_Отрывок из текста_

Представим себе такой, вполне возможный, исход.
И что предшествовало гибели? Из пяти написанных пьес – одна вообще не пошла, четыре сняты с репертуара: «Унтиловск» – молча, «Половчанские сады» – со скандалом, а последняя, «Метель», – с разносом государственного уровня.
Романы мягко прикрыты, и в «последние годы» жизни Леонова их переизданий не было, не говоря о ранних рассказах, которые последний раз выходили в 1932-м.
Из десяти критических рецензий, посвященных Леонову, девять было разгромных. Во второй половине сорокового его просто целенаправленно били по голове.
Лауреатом Сталинской премии стать не успел, а то что однажды получил орден Трудового Красного Знамени – так его получил не он один, но и Зощенко, и Тынянов, и Юрий Герман, и десятки, а то и сотни иных…
Общей истерии во время борьбы с врагами народа пытался избежать, и если и замарался, то, конечно, меньше Алексея Толстого, Фадеева и Всеволода Иванова и не больше, чем Олеша, Новиков-Прибой или тот же Тынянов. Тем более что, как мы видели, к проворотам маховика приложили руку и Заболоцкий, и Платонов, и Зощенко, и Пастернак, и многие другие, внесенные ныне в литературные святцы.
Плюс ко всему прочему Леонов никогда не водил дружбы с чекистами, и од во славу вождя еще не написал, и нечто подобное булгаковскому «Батуму» даже не думал сочинять.
Зато теперь становится ясно, что именно по книгам Леонова, прочитанным спокойно, внимательно и беспристрастно, можно изучать то бешеное, трагичное, порой жуткое, порой величественное время. Он равно умел оценить и размах в реализации величественной коммунистической утопии, и слабость суетливой и жестокой человеческой породы, эту утопию реализующей. Книги Леонова равно далеки как от прямолинейной антисоветчины, так и от ортодоксальных соцреалистических полотен.
А если б еще жена Леонова сберегла от обысков архивы и годы спустя читателям бы достались первая редакция повести
Но Леонов выжил и пережил всё. И только в том, по большому счету, оказался для кого-то не прав. Всё остальное – детали.

_Предоставленные сведения_
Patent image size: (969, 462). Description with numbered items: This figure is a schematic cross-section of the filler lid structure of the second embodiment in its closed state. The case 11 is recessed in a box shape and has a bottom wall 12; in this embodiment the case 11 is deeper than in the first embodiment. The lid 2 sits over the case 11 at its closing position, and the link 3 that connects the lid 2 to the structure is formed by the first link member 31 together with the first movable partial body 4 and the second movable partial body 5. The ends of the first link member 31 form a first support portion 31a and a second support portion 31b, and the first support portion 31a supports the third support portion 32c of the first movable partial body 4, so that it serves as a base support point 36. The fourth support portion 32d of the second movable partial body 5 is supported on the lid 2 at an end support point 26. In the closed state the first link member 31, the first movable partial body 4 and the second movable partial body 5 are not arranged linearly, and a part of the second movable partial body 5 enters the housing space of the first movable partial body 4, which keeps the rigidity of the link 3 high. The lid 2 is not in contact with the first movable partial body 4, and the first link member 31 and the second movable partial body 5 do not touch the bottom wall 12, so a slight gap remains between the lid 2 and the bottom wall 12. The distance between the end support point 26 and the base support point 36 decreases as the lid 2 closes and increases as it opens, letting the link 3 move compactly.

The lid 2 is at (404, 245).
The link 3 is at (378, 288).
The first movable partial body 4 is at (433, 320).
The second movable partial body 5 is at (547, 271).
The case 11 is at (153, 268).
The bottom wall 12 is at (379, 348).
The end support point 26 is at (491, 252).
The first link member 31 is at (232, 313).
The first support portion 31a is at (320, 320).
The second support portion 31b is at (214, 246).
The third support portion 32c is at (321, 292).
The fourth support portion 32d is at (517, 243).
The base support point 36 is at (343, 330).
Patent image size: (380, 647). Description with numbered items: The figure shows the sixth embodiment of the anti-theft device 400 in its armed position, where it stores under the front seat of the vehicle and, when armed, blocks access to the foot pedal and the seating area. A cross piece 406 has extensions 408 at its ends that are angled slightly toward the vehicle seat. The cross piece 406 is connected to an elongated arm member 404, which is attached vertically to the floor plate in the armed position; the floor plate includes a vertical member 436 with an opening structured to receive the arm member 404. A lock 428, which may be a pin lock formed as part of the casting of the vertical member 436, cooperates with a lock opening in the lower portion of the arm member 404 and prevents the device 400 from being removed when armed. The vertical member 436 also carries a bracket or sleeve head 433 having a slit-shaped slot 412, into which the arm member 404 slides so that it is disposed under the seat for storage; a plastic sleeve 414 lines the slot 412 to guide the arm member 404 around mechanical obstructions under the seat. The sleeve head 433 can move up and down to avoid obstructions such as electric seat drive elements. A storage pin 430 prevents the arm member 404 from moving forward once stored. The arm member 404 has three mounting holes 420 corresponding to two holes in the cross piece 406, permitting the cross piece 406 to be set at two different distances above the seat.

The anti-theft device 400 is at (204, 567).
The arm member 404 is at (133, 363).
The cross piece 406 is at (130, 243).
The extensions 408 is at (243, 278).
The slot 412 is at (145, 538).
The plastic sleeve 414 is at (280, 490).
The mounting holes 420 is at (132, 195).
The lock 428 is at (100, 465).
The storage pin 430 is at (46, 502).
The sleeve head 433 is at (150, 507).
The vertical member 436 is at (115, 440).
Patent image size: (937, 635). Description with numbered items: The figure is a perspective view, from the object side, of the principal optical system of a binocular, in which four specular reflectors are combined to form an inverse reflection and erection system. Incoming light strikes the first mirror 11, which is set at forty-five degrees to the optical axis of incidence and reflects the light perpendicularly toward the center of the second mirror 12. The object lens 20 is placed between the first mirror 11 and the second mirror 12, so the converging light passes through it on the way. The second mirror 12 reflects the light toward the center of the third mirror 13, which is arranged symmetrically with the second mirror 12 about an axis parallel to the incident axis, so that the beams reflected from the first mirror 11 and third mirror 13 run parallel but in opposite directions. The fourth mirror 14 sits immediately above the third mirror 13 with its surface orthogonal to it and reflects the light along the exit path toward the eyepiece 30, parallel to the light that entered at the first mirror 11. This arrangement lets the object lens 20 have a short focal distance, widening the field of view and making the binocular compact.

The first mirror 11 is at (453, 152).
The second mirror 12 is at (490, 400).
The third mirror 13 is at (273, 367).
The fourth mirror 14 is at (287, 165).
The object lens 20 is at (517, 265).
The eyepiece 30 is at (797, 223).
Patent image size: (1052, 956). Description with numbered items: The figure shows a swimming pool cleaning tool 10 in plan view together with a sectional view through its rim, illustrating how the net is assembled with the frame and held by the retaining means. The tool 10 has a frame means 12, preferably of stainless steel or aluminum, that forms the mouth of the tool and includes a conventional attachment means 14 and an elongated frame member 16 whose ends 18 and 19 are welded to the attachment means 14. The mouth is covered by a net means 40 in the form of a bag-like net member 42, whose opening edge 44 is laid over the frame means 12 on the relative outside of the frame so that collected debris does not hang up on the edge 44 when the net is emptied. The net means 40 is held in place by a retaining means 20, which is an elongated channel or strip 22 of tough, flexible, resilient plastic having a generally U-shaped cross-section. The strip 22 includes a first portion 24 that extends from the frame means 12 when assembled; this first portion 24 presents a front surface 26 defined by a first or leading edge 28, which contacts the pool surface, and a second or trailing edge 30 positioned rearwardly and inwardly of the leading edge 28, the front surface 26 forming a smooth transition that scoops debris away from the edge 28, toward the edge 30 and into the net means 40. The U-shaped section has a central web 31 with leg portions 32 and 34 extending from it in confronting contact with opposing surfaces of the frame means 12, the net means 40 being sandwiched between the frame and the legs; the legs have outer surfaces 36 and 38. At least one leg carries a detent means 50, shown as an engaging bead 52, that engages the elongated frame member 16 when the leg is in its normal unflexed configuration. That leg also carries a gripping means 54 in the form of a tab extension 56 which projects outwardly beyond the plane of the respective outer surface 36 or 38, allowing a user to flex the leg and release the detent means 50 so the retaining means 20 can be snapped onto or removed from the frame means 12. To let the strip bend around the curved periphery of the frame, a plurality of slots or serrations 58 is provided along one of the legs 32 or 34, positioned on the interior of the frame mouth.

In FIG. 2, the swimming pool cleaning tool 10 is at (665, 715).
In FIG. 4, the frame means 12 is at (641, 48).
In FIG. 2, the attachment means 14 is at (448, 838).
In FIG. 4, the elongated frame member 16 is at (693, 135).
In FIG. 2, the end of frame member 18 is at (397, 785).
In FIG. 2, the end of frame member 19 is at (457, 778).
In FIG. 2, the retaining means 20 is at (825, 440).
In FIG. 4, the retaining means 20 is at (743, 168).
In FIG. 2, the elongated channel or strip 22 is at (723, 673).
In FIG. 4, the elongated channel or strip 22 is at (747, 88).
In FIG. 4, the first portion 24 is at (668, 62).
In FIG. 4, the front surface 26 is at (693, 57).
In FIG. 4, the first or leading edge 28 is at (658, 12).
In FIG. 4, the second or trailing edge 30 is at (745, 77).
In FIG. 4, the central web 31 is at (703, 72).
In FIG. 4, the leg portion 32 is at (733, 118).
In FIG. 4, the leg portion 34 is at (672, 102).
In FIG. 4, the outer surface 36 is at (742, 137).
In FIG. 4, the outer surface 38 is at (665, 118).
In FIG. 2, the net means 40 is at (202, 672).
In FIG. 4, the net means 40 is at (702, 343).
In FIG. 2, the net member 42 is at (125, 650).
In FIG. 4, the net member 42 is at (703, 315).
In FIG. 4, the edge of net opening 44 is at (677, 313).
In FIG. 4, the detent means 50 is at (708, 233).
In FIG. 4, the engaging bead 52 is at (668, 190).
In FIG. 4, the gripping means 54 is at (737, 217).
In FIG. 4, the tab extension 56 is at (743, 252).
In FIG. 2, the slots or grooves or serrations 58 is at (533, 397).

_Обязательные задания_
a) Перепишите дословно часть текста о Леонове: всё, начиная с «Романы мягко прикрыты, и» и до «били по голове.».
b) Выведите в формате CSV с двумя столбцами, «текст» и «ответ», записи начиная со строки, содержащей «Patent image size: (937, 635).», и до строки, содержащей «The eyepiece 30 is at (797, 223).», включительно. Каждой записи отводится одна строка, оба поля заключаются в кавычки, а переносы строк внутри них заменяются пробелами.
Текст и записи между собой никак не связаны.

_Ответы_
a)
Романы мягко прикрыты, и в «последние годы» жизни Леонова их переизданий не было, не говоря о ранних рассказах, которые последний раз выходили в 1932-м.
Из десяти критических рецензий, посвященных Леонову, девять было разгромных. Во второй половине сорокового его просто целенаправленно били по голове.

b)
текст,ответ
"Patent image size: (937, 635). Description with numbered items: The figure is a perspective view, from the object side, of the principal optical system of a binocular, in which four specular reflectors are combined to form an inverse reflection and erection system. Incoming light strikes the first mirror 11, which is set at forty-five degrees to the optical axis of incidence and reflects the light perpendicularly toward the center of the second mirror 12. The object lens 20 is placed between the first mirror 11 and the second mirror 12, so the converging light passes through it on the way. The second mirror 12 reflects the light toward the center of the third mirror 13, which is arranged symmetrically with the second mirror 12 about an axis parallel to the incident axis, so that the beams reflected from the first mirror 11 and third mirror 13 run parallel but in opposite directions. The fourth mirror 14 sits immediately above the third mirror 13 with its surface orthogonal to it and reflects the light along the exit path toward the eyepiece 30, parallel to the light that entered at the first mirror 11. This arrangement lets the object lens 20 have a short focal distance, widening the field of view and making the binocular compact.","The first mirror 11 is at (453, 152). The second mirror 12 is at (490, 400). The third mirror 13 is at (273, 367). The fourth mirror 14 is at (287, 165). The object lens 20 is at (517, 265). The eyepiece 30 is at (797, 223)."